THE PROBLEM: Find the word "Nutrition" in the listing, and copy out each line where it turns up.

RECORDS SUPPLIED:
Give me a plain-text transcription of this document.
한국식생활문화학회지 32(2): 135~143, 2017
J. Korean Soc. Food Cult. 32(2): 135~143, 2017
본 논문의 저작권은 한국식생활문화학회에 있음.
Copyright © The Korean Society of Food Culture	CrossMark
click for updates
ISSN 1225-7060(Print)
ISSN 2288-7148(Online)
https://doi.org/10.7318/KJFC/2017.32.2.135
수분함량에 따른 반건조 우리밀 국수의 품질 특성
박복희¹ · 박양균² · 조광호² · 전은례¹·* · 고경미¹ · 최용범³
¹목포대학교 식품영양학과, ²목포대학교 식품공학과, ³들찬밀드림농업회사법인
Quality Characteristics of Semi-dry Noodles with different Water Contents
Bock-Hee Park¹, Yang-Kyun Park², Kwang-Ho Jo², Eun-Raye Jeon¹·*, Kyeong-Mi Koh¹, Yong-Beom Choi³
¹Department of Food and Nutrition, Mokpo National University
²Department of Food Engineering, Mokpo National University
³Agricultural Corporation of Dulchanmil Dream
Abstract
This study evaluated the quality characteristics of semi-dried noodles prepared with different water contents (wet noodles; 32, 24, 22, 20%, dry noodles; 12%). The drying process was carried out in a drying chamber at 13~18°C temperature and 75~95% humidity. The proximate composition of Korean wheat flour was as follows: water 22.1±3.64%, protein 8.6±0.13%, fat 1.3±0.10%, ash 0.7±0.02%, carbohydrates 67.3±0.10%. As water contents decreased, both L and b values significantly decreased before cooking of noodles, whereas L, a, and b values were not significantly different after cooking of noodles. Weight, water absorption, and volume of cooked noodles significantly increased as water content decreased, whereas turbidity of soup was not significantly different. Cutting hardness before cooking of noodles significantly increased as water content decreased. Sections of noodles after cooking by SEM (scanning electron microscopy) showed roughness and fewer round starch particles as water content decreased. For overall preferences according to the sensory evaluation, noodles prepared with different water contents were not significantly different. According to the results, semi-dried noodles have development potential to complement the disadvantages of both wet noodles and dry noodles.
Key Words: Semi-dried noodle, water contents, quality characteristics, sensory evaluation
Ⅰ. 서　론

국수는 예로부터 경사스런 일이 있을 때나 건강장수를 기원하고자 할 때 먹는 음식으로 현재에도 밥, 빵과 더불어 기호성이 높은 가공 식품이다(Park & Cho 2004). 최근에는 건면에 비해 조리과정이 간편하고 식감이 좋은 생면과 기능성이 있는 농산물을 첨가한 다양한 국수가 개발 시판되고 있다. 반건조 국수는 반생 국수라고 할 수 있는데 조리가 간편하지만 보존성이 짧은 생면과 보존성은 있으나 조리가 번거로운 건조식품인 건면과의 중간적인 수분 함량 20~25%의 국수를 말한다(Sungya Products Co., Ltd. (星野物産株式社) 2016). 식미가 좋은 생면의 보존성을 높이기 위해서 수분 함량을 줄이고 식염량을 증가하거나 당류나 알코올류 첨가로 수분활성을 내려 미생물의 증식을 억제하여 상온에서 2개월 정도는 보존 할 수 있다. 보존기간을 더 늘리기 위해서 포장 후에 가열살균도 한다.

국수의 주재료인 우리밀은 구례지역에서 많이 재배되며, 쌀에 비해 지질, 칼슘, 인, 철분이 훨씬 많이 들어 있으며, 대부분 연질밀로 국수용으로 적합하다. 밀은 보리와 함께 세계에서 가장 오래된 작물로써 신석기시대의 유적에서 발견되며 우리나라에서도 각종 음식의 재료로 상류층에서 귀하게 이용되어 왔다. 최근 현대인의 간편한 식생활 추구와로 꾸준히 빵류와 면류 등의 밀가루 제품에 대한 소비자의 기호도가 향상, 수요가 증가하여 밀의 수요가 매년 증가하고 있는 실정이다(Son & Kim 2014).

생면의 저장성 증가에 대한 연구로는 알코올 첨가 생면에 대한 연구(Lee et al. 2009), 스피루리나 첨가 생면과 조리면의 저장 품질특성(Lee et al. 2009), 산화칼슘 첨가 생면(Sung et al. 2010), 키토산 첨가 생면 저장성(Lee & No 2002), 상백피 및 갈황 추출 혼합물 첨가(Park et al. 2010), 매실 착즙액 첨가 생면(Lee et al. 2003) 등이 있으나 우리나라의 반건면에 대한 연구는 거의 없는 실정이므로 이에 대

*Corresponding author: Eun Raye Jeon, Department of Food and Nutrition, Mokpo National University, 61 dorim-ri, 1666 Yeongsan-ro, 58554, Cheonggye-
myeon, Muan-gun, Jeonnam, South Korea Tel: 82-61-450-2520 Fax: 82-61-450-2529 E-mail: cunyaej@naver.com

RESPONSE FOR THIS EXERCISE:
¹Department of Food and Nutrition, Mokpo National University
*Corresponding author: Eun Raye Jeon, Department of Food and Nutrition, Mokpo National University, 61 dorim-ri, 1666 Yeongsan-ro, 58554, Cheonggye-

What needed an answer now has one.